• **THE TASK**
Return, word for word, every line that follows.

• **RECORDS**
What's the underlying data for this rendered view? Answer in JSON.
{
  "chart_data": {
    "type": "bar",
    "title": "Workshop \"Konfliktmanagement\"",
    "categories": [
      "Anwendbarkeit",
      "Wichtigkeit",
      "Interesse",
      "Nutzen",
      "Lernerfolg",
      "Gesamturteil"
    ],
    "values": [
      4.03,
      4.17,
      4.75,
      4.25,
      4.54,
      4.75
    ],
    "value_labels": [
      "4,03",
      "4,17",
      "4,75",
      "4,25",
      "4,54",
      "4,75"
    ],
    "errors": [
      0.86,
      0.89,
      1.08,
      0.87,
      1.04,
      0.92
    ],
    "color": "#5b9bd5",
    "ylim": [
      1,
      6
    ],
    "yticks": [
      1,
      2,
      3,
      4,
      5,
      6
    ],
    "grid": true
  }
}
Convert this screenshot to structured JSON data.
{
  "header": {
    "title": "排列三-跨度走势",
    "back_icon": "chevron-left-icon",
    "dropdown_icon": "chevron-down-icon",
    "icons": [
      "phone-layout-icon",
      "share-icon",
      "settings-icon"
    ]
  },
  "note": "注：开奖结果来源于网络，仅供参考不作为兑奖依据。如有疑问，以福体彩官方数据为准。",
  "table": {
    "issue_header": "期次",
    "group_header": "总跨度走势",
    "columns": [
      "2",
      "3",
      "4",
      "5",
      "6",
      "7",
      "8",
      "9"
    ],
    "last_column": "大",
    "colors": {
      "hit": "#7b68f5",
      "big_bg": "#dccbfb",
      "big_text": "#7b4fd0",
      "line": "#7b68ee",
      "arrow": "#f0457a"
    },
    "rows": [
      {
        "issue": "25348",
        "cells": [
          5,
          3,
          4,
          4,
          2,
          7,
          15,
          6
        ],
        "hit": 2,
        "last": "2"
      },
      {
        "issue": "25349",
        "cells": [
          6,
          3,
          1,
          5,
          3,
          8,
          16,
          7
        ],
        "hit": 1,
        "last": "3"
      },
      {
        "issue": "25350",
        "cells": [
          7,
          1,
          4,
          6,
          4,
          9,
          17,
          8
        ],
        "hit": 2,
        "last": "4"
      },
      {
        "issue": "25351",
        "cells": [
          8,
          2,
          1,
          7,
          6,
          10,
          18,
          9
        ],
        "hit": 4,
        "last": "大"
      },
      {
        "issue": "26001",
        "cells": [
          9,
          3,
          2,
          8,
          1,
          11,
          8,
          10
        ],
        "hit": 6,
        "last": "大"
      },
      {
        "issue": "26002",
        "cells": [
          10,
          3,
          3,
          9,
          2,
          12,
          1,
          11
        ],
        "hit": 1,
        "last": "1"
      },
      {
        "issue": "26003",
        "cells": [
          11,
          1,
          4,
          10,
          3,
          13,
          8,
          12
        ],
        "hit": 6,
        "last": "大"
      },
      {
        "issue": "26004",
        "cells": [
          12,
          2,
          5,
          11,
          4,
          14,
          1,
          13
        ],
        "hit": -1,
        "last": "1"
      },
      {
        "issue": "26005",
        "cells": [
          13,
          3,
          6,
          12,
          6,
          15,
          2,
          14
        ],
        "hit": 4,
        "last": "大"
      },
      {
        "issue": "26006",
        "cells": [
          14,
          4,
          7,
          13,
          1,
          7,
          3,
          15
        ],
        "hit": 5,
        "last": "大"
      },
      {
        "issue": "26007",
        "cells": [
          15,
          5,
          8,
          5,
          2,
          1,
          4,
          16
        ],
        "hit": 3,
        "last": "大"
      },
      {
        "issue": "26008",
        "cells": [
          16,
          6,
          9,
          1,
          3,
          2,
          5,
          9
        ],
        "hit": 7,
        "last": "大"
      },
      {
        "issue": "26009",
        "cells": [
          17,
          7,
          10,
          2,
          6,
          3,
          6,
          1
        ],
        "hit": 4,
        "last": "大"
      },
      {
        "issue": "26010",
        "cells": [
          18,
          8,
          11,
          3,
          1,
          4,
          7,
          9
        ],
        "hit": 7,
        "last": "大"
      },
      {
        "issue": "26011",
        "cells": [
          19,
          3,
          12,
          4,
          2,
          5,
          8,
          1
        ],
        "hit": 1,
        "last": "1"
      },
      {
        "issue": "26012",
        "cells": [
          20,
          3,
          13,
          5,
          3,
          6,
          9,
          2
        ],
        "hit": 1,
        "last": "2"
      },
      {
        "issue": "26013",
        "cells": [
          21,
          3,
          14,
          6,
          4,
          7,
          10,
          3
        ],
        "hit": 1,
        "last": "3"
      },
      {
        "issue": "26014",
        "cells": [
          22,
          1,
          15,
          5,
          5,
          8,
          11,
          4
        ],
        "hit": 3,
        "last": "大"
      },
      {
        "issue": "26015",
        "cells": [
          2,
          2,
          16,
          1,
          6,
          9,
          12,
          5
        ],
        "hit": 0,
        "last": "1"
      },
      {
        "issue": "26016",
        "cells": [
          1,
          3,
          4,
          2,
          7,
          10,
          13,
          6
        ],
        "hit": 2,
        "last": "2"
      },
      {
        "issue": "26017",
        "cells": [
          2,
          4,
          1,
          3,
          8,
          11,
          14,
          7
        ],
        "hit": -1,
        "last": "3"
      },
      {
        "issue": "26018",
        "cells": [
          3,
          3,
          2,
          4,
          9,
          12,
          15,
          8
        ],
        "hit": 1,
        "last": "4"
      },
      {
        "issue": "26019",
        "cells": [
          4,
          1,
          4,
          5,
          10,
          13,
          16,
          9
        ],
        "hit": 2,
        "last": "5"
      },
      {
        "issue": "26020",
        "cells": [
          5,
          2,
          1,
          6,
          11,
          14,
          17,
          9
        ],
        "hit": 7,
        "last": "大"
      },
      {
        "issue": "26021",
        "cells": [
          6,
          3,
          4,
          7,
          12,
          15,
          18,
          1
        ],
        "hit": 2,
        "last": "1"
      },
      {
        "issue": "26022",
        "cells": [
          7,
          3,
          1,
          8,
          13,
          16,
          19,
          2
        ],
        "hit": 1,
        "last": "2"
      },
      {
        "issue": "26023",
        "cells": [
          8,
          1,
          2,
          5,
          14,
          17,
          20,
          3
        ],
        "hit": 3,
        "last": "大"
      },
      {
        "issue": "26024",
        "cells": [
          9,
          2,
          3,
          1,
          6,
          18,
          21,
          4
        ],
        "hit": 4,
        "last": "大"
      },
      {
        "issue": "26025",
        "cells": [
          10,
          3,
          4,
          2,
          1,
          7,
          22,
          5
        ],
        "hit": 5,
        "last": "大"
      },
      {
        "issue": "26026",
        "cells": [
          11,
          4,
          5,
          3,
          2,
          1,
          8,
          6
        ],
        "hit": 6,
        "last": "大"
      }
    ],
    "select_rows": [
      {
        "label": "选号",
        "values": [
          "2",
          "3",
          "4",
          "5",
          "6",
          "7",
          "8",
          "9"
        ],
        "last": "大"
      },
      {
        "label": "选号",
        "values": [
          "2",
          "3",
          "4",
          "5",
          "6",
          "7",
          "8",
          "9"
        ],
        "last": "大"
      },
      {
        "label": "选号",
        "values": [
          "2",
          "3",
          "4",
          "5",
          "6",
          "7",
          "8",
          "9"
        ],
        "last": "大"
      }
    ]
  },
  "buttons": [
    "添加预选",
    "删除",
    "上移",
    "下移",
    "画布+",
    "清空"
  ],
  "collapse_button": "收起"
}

• **WRITTEN RESPONSE**
What's the underlying data for this rendered view? Answer in JSON.
{
  "chart_data": {
    "type": "bar",
    "title": "Workshop \"Konfliktmanagement\"",
    "categories": [
      "Anwendbarkeit",
      "Wichtigkeit",
      "Interesse",
      "Nutzen",
      "Lernerfolg",
      "Gesamturteil"
    ],
    "values": [
      4.03,
      4.17,
      4.75,
      4.25,
      4.54,
      4.75
    ],
    "value_labels": [
      "4,03",
      "4,17",
      "4,75",
      "4,25",
      "4,54",
      "4,75"
    ],
    "errors": [
      0.86,
      0.89,
      1.08,
      0.87,
      1.04,
      0.92
    ],
    "color": "#5b9bd5",
    "ylim": [
      1,
      6
    ],
    "yticks": [
      1,
      2,
      3,
      4,
      5,
      6
    ],
    "grid": true
  }
}
Convert this screenshot to structured JSON data.
{
  "header": {
    "title": "排列三-跨度走势",
    "back_icon": "chevron-left-icon",
    "dropdown_icon": "chevron-down-icon",
    "icons": [
      "phone-layout-icon",
      "share-icon",
      "settings-icon"
    ]
  },
  "note": "注：开奖结果来源于网络，仅供参考不作为兑奖依据。如有疑问，以福体彩官方数据为准。",
  "table": {
    "issue_header": "期次",
    "group_header": "总跨度走势",
    "columns": [
      "2",
      "3",
      "4",
      "5",
      "6",
      "7",
      "8",
      "9"
    ],
    "last_column": "大",
    "colors": {
      "hit": "#7b68f5",
      "big_bg": "#dccbfb",
      "big_text": "#7b4fd0",
      "line": "#7b68ee",
      "arrow": "#f0457a"
    },
    "rows": [
      {
        "issue": "25348",
        "cells": [
          5,
          3,
          4,
          4,
          2,
          7,
          15,
          6
        ],
        "hit": 2,
        "last": "2"
      },
      {
        "issue": "25349",
        "cells": [
          6,
          3,
          1,
          5,
          3,
          8,
          16,
          7
        ],
        "hit": 1,
        "last": "3"
      },
      {
        "issue": "25350",
        "cells": [
          7,
          1,
          4,
          6,
          4,
          9,
          17,
          8
        ],
        "hit": 2,
        "last": "4"
      },
      {
        "issue": "25351",
        "cells": [
          8,
          2,
          1,
          7,
          6,
          10,
          18,
          9
        ],
        "hit": 4,
        "last": "大"
      },
      {
        "issue": "26001",
        "cells": [
          9,
          3,
          2,
          8,
          1,
          11,
          8,
          10
        ],
        "hit": 6,
        "last": "大"
      },
      {
        "issue": "26002",
        "cells": [
          10,
          3,
          3,
          9,
          2,
          12,
          1,
          11
        ],
        "hit": 1,
        "last": "1"
      },
      {
        "issue": "26003",
        "cells": [
          11,
          1,
          4,
          10,
          3,
          13,
          8,
          12
        ],
        "hit": 6,
        "last": "大"
      },
      {
        "issue": "26004",
        "cells": [
          12,
          2,
          5,
          11,
          4,
          14,
          1,
          13
        ],
        "hit": -1,
        "last": "1"
      },
      {
        "issue": "26005",
        "cells": [
          13,
          3,
          6,
          12,
          6,
          15,
          2,
          14
        ],
        "hit": 4,
        "last": "大"
      },
      {
        "issue": "26006",
        "cells": [
          14,
          4,
          7,
          13,
          1,
          7,
          3,
          15
        ],
        "hit": 5,
        "last": "大"
      },
      {
        "issue": "26007",
        "cells": [
          15,
          5,
          8,
          5,
          2,
          1,
          4,
          16
        ],
        "hit": 3,
        "last": "大"
      },
      {
        "issue": "26008",
        "cells": [
          16,
          6,
          9,
          1,
          3,
          2,
          5,
          9
        ],
        "hit": 7,
        "last": "大"
      },
      {
        "issue": "26009",
        "cells": [
          17,
          7,
          10,
          2,
          6,
          3,
          6,
          1
        ],
        "hit": 4,
        "last": "大"
      },
      {
        "issue": "26010",
        "cells": [
          18,
          8,
          11,
          3,
          1,
          4,
          7,
          9
        ],
        "hit": 7,
        "last": "大"
      },
      {
        "issue": "26011",
        "cells": [
          19,
          3,
          12,
          4,
          2,
          5,
          8,
          1
        ],
        "hit": 1,
        "last": "1"
      },
      {
        "issue": "26012",
        "cells": [
          20,
          3,
          13,
          5,
          3,
          6,
          9,
          2
        ],
        "hit": 1,
        "last": "2"
      },
      {
        "issue": "26013",
        "cells": [
          21,
          3,
          14,
          6,
          4,
          7,
          10,
          3
        ],
        "hit": 1,
        "last": "3"
      },
      {
        "issue": "26014",
        "cells": [
          22,
          1,
          15,
          5,
          5,
          8,
          11,
          4
        ],
        "hit": 3,
        "last": "大"
      },
      {
        "issue": "26015",
        "cells": [
          2,
          2,
          16,
          1,
          6,
          9,
          12,
          5
        ],
        "hit": 0,
        "last": "1"
      },
      {
        "issue": "26016",
        "cells": [
          1,
          3,
          4,
          2,
          7,
          10,
          13,
          6
        ],
        "hit": 2,
        "last": "2"
      },
      {
        "issue": "26017",
        "cells": [
          2,
          4,
          1,
          3,
          8,
          11,
          14,
          7
        ],
        "hit": -1,
        "last": "3"
      },
      {
        "issue": "26018",
        "cells": [
          3,
          3,
          2,
          4,
          9,
          12,
          15,
          8
        ],
        "hit": 1,
        "last": "4"
      },
      {
        "issue": "26019",
        "cells": [
          4,
          1,
          4,
          5,
          10,
          13,
          16,
          9
        ],
        "hit": 2,
        "last": "5"
      },
      {
        "issue": "26020",
        "cells": [
          5,
          2,
          1,
          6,
          11,
          14,
          17,
          9
        ],
        "hit": 7,
        "last": "大"
      },
      {
        "issue": "26021",
        "cells": [
          6,
          3,
          4,
          7,
          12,
          15,
          18,
          1
        ],
        "hit": 2,
        "last": "1"
      },
      {
        "issue": "26022",
        "cells": [
          7,
          3,
          1,
          8,
          13,
          16,
          19,
          2
        ],
        "hit": 1,
        "last": "2"
      },
      {
        "issue": "26023",
        "cells": [
          8,
          1,
          2,
          5,
          14,
          17,
          20,
          3
        ],
        "hit": 3,
        "last": "大"
      },
      {
        "issue": "26024",
        "cells": [
          9,
          2,
          3,
          1,
          6,
          18,
          21,
          4
        ],
        "hit": 4,
        "last": "大"
      },
      {
        "issue": "26025",
        "cells": [
          10,
          3,
          4,
          2,
          1,
          7,
          22,
          5
        ],
        "hit": 5,
        "last": "大"
      },
      {
        "issue": "26026",
        "cells": [
          11,
          4,
          5,
          3,
          2,
          1,
          8,
          6
        ],
        "hit": 6,
        "last": "大"
      }
    ],
    "select_rows": [
      {
        "label": "选号",
        "values": [
          "2",
          "3",
          "4",
          "5",
          "6",
          "7",
          "8",
          "9"
        ],
        "last": "大"
      },
      {
        "label": "选号",
        "values": [
          "2",
          "3",
          "4",
          "5",
          "6",
          "7",
          "8",
          "9"
        ],
        "last": "大"
      },
      {
        "label": "选号",
        "values": [
          "2",
          "3",
          "4",
          "5",
          "6",
          "7",
          "8",
          "9"
        ],
        "last": "大"
      }
    ]
  },
  "buttons": [
    "添加预选",
    "删除",
    "上移",
    "下移",
    "画布+",
    "清空"
  ],
  "collapse_button": "收起"
}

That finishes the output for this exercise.